------ RECORDED INFORMATION

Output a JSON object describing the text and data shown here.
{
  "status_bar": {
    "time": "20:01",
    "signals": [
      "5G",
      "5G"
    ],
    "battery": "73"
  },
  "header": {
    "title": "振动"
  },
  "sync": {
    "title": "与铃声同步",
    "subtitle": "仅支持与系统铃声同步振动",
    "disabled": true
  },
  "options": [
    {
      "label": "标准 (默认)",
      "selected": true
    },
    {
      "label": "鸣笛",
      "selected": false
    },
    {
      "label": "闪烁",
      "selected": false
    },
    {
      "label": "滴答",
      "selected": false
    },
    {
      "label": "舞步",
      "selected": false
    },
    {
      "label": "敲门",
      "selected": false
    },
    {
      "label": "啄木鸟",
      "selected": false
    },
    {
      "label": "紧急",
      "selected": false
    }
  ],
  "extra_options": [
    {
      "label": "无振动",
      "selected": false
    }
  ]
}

------------

PROBLEM STATEMENT:
Each line above that includes "label" counts once; state the total and nothing more.

FINAL RESULT:
9